JOB: Please output every line of the material as it stands, without the pictures.

Records from a collection of figures:
■ ■ ■ ■
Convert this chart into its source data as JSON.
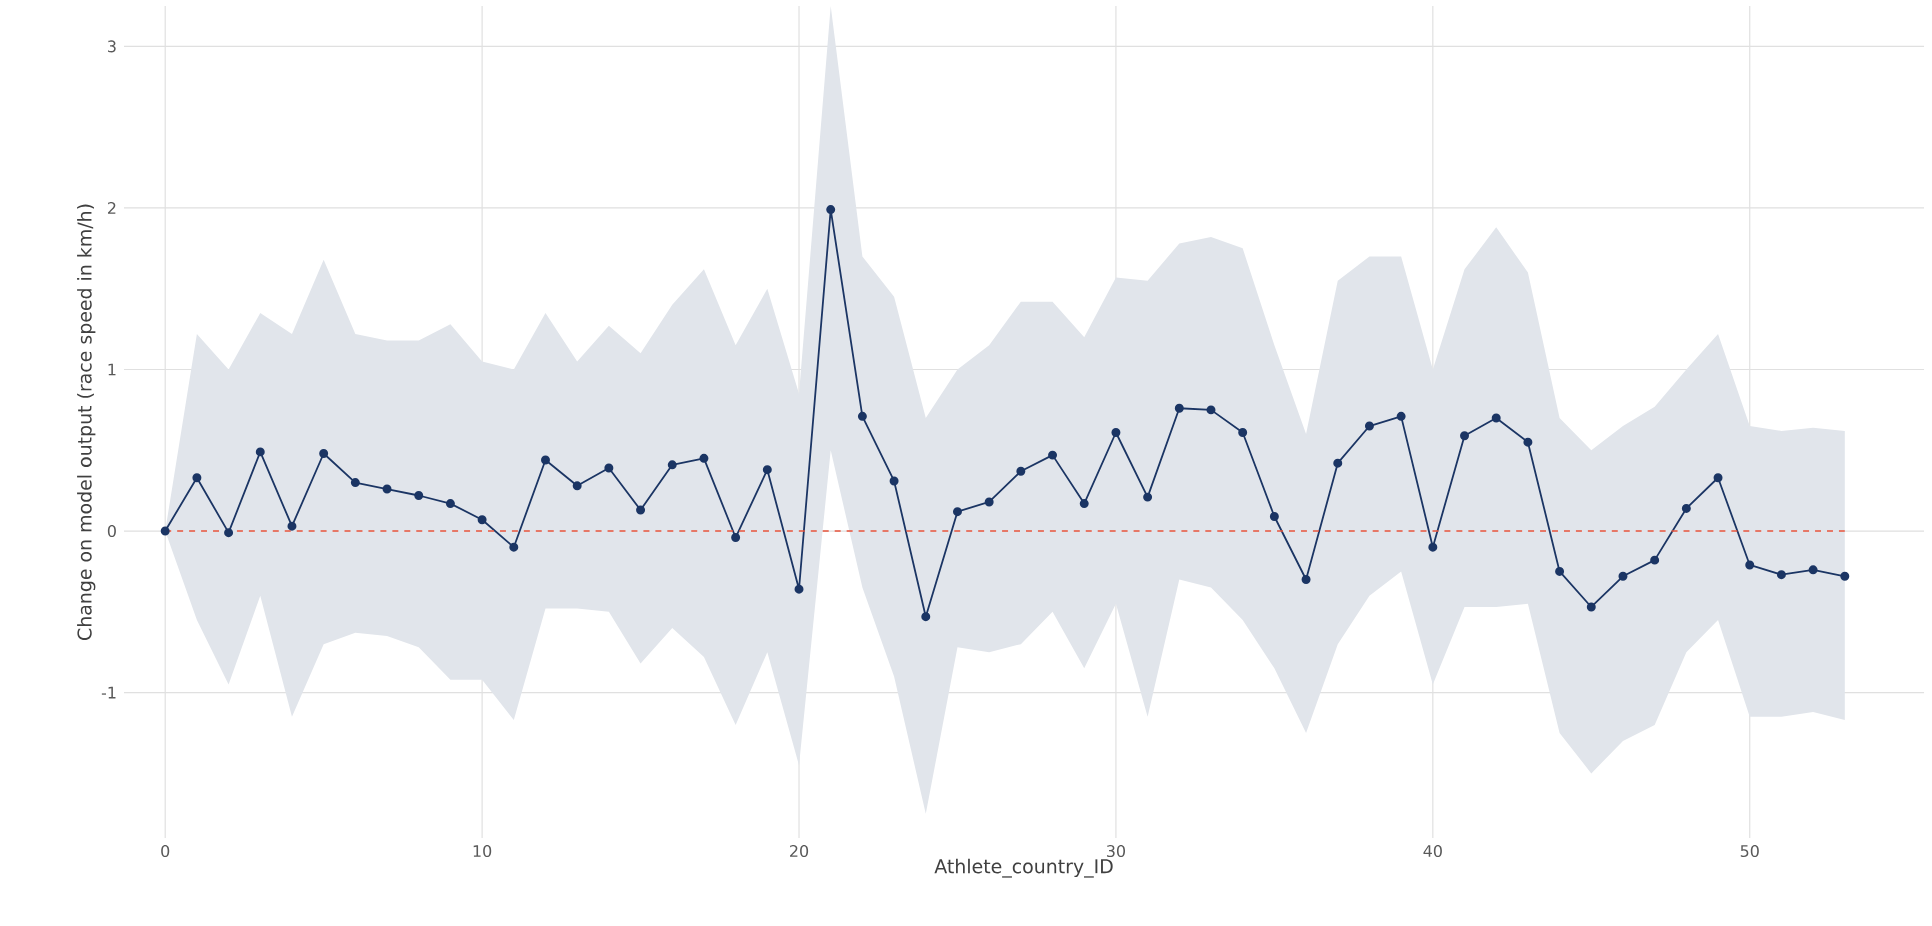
{
  "chart_data": {
    "type": "line",
    "xlabel": "Athlete_country_ID",
    "ylabel": "Change on model output (race speed in km/h)",
    "x": [
      0,
      1,
      2,
      3,
      4,
      5,
      6,
      7,
      8,
      9,
      10,
      11,
      12,
      13,
      14,
      15,
      16,
      17,
      18,
      19,
      20,
      21,
      22,
      23,
      24,
      25,
      26,
      27,
      28,
      29,
      30,
      31,
      32,
      33,
      34,
      35,
      36,
      37,
      38,
      39,
      40,
      41,
      42,
      43,
      44,
      45,
      46,
      47,
      48,
      49,
      50,
      51,
      52,
      53
    ],
    "series": [
      {
        "color": "#1b3564",
        "values": [
          0,
          0.33,
          -0.01,
          0.49,
          0.03,
          0.48,
          0.3,
          0.26,
          0.22,
          0.17,
          0.07,
          -0.1,
          0.44,
          0.28,
          0.39,
          0.13,
          0.41,
          0.45,
          -0.04,
          0.38,
          -0.36,
          1.99,
          0.71,
          0.31,
          -0.53,
          0.12,
          0.18,
          0.37,
          0.47,
          0.17,
          0.61,
          0.21,
          0.76,
          0.75,
          0.61,
          0.09,
          -0.3,
          0.42,
          0.65,
          0.71,
          -0.1,
          0.59,
          0.7,
          0.55,
          -0.25,
          -0.47,
          -0.28,
          -0.18,
          0.14,
          0.33,
          -0.21,
          -0.27,
          -0.24,
          -0.28
        ],
        "upper": [
          0,
          1.22,
          1.0,
          1.35,
          1.22,
          1.68,
          1.22,
          1.18,
          1.18,
          1.28,
          1.05,
          1.0,
          1.35,
          1.05,
          1.27,
          1.1,
          1.4,
          1.62,
          1.15,
          1.5,
          0.85,
          3.25,
          1.7,
          1.45,
          0.7,
          1.0,
          1.15,
          1.42,
          1.42,
          1.2,
          1.57,
          1.55,
          1.78,
          1.82,
          1.75,
          1.15,
          0.6,
          1.55,
          1.7,
          1.7,
          1.0,
          1.62,
          1.88,
          1.6,
          0.7,
          0.5,
          0.65,
          0.77,
          1.0,
          1.22,
          0.65,
          0.62,
          0.64,
          0.62
        ],
        "lower": [
          0,
          -0.55,
          -0.95,
          -0.4,
          -1.15,
          -0.7,
          -0.63,
          -0.65,
          -0.72,
          -0.92,
          -0.92,
          -1.17,
          -0.48,
          -0.48,
          -0.5,
          -0.82,
          -0.6,
          -0.78,
          -1.2,
          -0.75,
          -1.45,
          0.5,
          -0.35,
          -0.9,
          -1.75,
          -0.72,
          -0.75,
          -0.7,
          -0.5,
          -0.85,
          -0.45,
          -1.15,
          -0.3,
          -0.35,
          -0.55,
          -0.85,
          -1.25,
          -0.7,
          -0.4,
          -0.25,
          -0.95,
          -0.47,
          -0.47,
          -0.45,
          -1.25,
          -1.5,
          -1.3,
          -1.2,
          -0.75,
          -0.55,
          -1.15,
          -1.15,
          -1.12,
          -1.17
        ]
      }
    ],
    "xlim": [
      -1.3,
      55.5
    ],
    "ylim": [
      -1.9,
      3.25
    ],
    "xticks": [
      0,
      10,
      20,
      30,
      40,
      50
    ],
    "yticks": [
      -1,
      0,
      1,
      2,
      3
    ],
    "ref_lines": [
      {
        "axis": "y",
        "value": 0,
        "color": "#e8543c",
        "line_style": "dashed"
      }
    ],
    "grid": true,
    "marker": "circle",
    "line_style": "solid"
  }
}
■ ■ ■ ■
RESPONSE TO THE EXERCISE:
Convert this chart into its source data as JSON.
{
  "chart_data": {
    "type": "line",
    "xlabel": "Athlete_country_ID",
    "ylabel": "Change on model output (race speed in km/h)",
    "x": [
      0,
      1,
      2,
      3,
      4,
      5,
      6,
      7,
      8,
      9,
      10,
      11,
      12,
      13,
      14,
      15,
      16,
      17,
      18,
      19,
      20,
      21,
      22,
      23,
      24,
      25,
      26,
      27,
      28,
      29,
      30,
      31,
      32,
      33,
      34,
      35,
      36,
      37,
      38,
      39,
      40,
      41,
      42,
      43,
      44,
      45,
      46,
      47,
      48,
      49,
      50,
      51,
      52,
      53
    ],
    "series": [
      {
        "color": "#1b3564",
        "values": [
          0,
          0.33,
          -0.01,
          0.49,
          0.03,
          0.48,
          0.3,
          0.26,
          0.22,
          0.17,
          0.07,
          -0.1,
          0.44,
          0.28,
          0.39,
          0.13,
          0.41,
          0.45,
          -0.04,
          0.38,
          -0.36,
          1.99,
          0.71,
          0.31,
          -0.53,
          0.12,
          0.18,
          0.37,
          0.47,
          0.17,
          0.61,
          0.21,
          0.76,
          0.75,
          0.61,
          0.09,
          -0.3,
          0.42,
          0.65,
          0.71,
          -0.1,
          0.59,
          0.7,
          0.55,
          -0.25,
          -0.47,
          -0.28,
          -0.18,
          0.14,
          0.33,
          -0.21,
          -0.27,
          -0.24,
          -0.28
        ],
        "upper": [
          0,
          1.22,
          1.0,
          1.35,
          1.22,
          1.68,
          1.22,
          1.18,
          1.18,
          1.28,
          1.05,
          1.0,
          1.35,
          1.05,
          1.27,
          1.1,
          1.4,
          1.62,
          1.15,
          1.5,
          0.85,
          3.25,
          1.7,
          1.45,
          0.7,
          1.0,
          1.15,
          1.42,
          1.42,
          1.2,
          1.57,
          1.55,
          1.78,
          1.82,
          1.75,
          1.15,
          0.6,
          1.55,
          1.7,
          1.7,
          1.0,
          1.62,
          1.88,
          1.6,
          0.7,
          0.5,
          0.65,
          0.77,
          1.0,
          1.22,
          0.65,
          0.62,
          0.64,
          0.62
        ],
        "lower": [
          0,
          -0.55,
          -0.95,
          -0.4,
          -1.15,
          -0.7,
          -0.63,
          -0.65,
          -0.72,
          -0.92,
          -0.92,
          -1.17,
          -0.48,
          -0.48,
          -0.5,
          -0.82,
          -0.6,
          -0.78,
          -1.2,
          -0.75,
          -1.45,
          0.5,
          -0.35,
          -0.9,
          -1.75,
          -0.72,
          -0.75,
          -0.7,
          -0.5,
          -0.85,
          -0.45,
          -1.15,
          -0.3,
          -0.35,
          -0.55,
          -0.85,
          -1.25,
          -0.7,
          -0.4,
          -0.25,
          -0.95,
          -0.47,
          -0.47,
          -0.45,
          -1.25,
          -1.5,
          -1.3,
          -1.2,
          -0.75,
          -0.55,
          -1.15,
          -1.15,
          -1.12,
          -1.17
        ]
      }
    ],
    "xlim": [
      -1.3,
      55.5
    ],
    "ylim": [
      -1.9,
      3.25
    ],
    "xticks": [
      0,
      10,
      20,
      30,
      40,
      50
    ],
    "yticks": [
      -1,
      0,
      1,
      2,
      3
    ],
    "ref_lines": [
      {
        "axis": "y",
        "value": 0,
        "color": "#e8543c",
        "line_style": "dashed"
      }
    ],
    "grid": true,
    "marker": "circle",
    "line_style": "solid"
  }
}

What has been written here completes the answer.